### [Problem to work on]
Pictures aside, repeat every entry exactly.
>> START Data records
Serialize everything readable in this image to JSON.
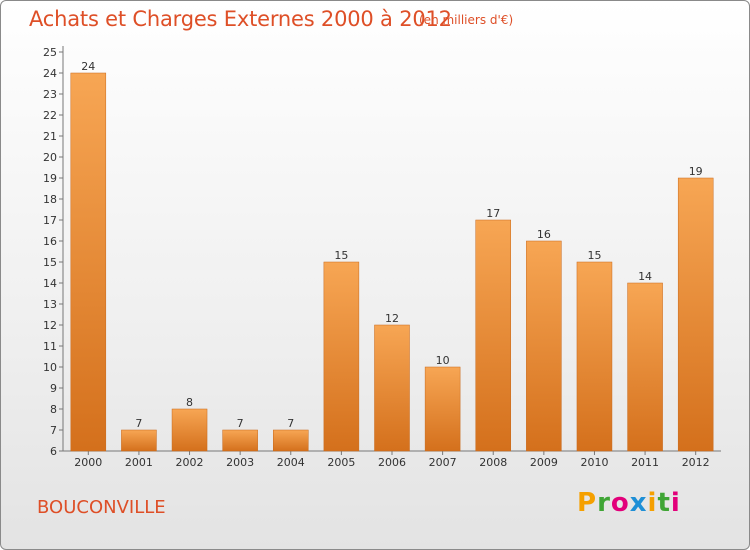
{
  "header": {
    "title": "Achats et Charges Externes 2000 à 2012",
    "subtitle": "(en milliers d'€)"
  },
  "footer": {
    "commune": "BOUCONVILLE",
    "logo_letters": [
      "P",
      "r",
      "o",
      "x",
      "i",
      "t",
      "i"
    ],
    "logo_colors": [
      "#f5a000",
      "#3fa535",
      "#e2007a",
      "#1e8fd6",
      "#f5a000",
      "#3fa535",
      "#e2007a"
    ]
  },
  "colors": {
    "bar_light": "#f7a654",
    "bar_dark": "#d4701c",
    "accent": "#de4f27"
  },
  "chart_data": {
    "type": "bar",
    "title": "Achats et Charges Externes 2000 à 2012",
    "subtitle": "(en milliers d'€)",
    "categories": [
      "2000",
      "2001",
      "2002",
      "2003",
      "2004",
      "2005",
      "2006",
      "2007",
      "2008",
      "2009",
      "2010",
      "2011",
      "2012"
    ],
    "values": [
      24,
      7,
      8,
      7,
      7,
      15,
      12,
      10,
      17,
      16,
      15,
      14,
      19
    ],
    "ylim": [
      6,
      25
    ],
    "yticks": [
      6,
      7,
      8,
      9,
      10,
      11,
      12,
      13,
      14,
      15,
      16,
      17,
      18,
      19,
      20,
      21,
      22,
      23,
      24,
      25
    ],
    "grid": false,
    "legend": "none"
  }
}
>> END Data records
### [Task solution]
Serialize everything readable in this image to JSON.
{
  "header": {
    "title": "Achats et Charges Externes 2000 à 2012",
    "subtitle": "(en milliers d'€)"
  },
  "footer": {
    "commune": "BOUCONVILLE",
    "logo_letters": [
      "P",
      "r",
      "o",
      "x",
      "i",
      "t",
      "i"
    ],
    "logo_colors": [
      "#f5a000",
      "#3fa535",
      "#e2007a",
      "#1e8fd6",
      "#f5a000",
      "#3fa535",
      "#e2007a"
    ]
  },
  "colors": {
    "bar_light": "#f7a654",
    "bar_dark": "#d4701c",
    "accent": "#de4f27"
  },
  "chart_data": {
    "type": "bar",
    "title": "Achats et Charges Externes 2000 à 2012",
    "subtitle": "(en milliers d'€)",
    "categories": [
      "2000",
      "2001",
      "2002",
      "2003",
      "2004",
      "2005",
      "2006",
      "2007",
      "2008",
      "2009",
      "2010",
      "2011",
      "2012"
    ],
    "values": [
      24,
      7,
      8,
      7,
      7,
      15,
      12,
      10,
      17,
      16,
      15,
      14,
      19
    ],
    "ylim": [
      6,
      25
    ],
    "yticks": [
      6,
      7,
      8,
      9,
      10,
      11,
      12,
      13,
      14,
      15,
      16,
      17,
      18,
      19,
      20,
      21,
      22,
      23,
      24,
      25
    ],
    "grid": false,
    "legend": "none"
  }
}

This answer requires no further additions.